** Start of SOURCE EXCERPT **
Apply at Care, they're always hiring.


----------



## energystar (May 3, 2013)

slewy said:


> Apply at Care, they're always hiring.



Slewy is correct. CARE is a good company and is always hiring with or without prior experience.


----------



## Amberlamps916 (May 3, 2013)

As long as it's not Medlife Ambulance, AMT, or GCTI and they are county licensed....go for it. Although Americare lures bright eyed EMTs into applying that think that their 1 LA county and 1 orange county 911 contract will have an open spot for them and they will get the experience they yearn for. Sadly, those 911 spots are never open and they get burned out and bitter from taking Mrs. Shattendickens to and from dialysis all the time.

 Work in San Bernardino or Riverside County, where your partner is a paramedic and fire isn't looked at like their the second coming of jesus like in LA and OC.


----------



## Kupay0910 (May 12, 2014)

*americare*

Hello... I know this is an old thread.. this is my first post here and I was just wondering if you guys can give some recent input about americare? I will really appreciate all the help and advice.. I'm a fresh grad and trying to look for a company that I can work at and practice what I learned from school.. Thanks guys in advance...


----------



## Mufasa556 (May 13, 2014)

Apply at CARE. You'll have the greatest possibility of doing actual emergency related skills right off the bat there. The IFT cars get thrown into the 911 system frequently. If you have to do some time at an IFT company, spend some months there then reapply to CARE. 

As for Americare, they have a very few 911 contracts. In the time it'll take you to gain seniority to bid for those cars, you could be working a cush shift at CARE. Although, any company who's boss man comes here to answer questions can't be all that bad. 

http://www.emtlife.com/showthread.php?t=34201


----------



## Kupay0910 (May 14, 2014)
** End of SOURCE EXCERPT **
** Start of ENTRIES PROVIDED **
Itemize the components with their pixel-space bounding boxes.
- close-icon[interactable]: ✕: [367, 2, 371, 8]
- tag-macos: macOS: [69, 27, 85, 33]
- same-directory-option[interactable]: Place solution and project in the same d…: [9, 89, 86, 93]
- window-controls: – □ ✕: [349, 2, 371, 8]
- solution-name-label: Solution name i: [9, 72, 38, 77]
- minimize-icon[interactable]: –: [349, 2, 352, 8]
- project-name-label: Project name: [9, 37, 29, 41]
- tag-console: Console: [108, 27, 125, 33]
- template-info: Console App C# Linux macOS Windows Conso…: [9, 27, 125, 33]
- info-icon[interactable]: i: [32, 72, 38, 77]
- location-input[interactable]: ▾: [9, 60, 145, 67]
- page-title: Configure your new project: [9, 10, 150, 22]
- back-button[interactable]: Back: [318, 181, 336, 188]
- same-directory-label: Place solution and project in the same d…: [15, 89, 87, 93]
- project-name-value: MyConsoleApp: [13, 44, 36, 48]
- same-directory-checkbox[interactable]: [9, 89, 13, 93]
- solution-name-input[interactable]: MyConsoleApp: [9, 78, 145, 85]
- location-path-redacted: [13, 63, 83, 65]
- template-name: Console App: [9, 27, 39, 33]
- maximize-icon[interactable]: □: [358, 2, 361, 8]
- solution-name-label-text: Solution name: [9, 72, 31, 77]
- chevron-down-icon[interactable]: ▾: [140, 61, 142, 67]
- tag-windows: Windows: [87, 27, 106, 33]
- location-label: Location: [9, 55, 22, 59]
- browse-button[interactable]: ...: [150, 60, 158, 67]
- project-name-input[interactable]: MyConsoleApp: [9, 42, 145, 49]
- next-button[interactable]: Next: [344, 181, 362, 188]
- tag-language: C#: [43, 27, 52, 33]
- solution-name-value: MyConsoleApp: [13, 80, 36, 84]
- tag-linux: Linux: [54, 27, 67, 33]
** End of ENTRIES PROVIDED **
WRITTEN EXERCISE A
Name every ambulance company mentioned in the EMT job thread, one per line.
WRITTEN EXERCISE B
Continue the EMT job thread from the point where it stops.

RIGHT ANSWER A
CARE
Medlife Ambulance
AMT
GCTI
Americare

RIGHT ANSWER B
Hello sir. Thank you for taking time responding to my question. I applied  at care but didn't get accepted, maybe because of not having experience working as an Emt, I also applied at doctors and took the written test but currently not hiring right now, I have upcoming written test at lynch and interview at americare on Tuesday. I just wanna get some experience and learn and get familiarize of how ems function and work as an Emt and hopefully use the skills that I learned and hoping to learn more in the process and contribute something to the community. I just don't know which and where to go and I know also that I'm gonna running IFT since I don't have experience work experience as an Emt. But I have to start somewhere and I know it's gonna be a great learning experience for me. I've been working as a caregiver now for 5 years and that's what actually led me on taking the Emt class. Thank you sir again for the response...


----------



## iftmedic (May 16, 2014)

Kupay0910 said:


> Hello sir. Thank you for taking time responding to my question. I applied  at care but didn't get accepted, maybe because of not having experience working as an Emt, I also applied at doctors and took the written test but currently not hiring right now, I have upcoming written test at lynch and interview at americare on Tuesday. I just wanna get some experience and learn and get familiarize of how ems function and work as an Emt and hopefully use the skills that I learned and hoping to learn more in the process and contribute something to the community. I just don't know which and where to go and I know also that I'm gonna running IFT since I don't have experience work experience as an Emt. But I have to start somewhere and I know it's gonna be a great learning experience for me. I've been working as a caregiver now for 5 years and that's what actually led me on taking the Emt class. Thank you sir again for the response...



This company is absolutely horrible... Its definitely not EMS, Management is really bad... I really feel the owner gets a distorted picture of how his company is being ran... He actually seems like a reasonable person but the people he has appointed under him are absolutely rotten to the core. Moral is bad due to the really bad way they treat their employees. The field employees are pretty good. I met a lot of good people there.


----------



## Kupay0910 (May 20, 2014)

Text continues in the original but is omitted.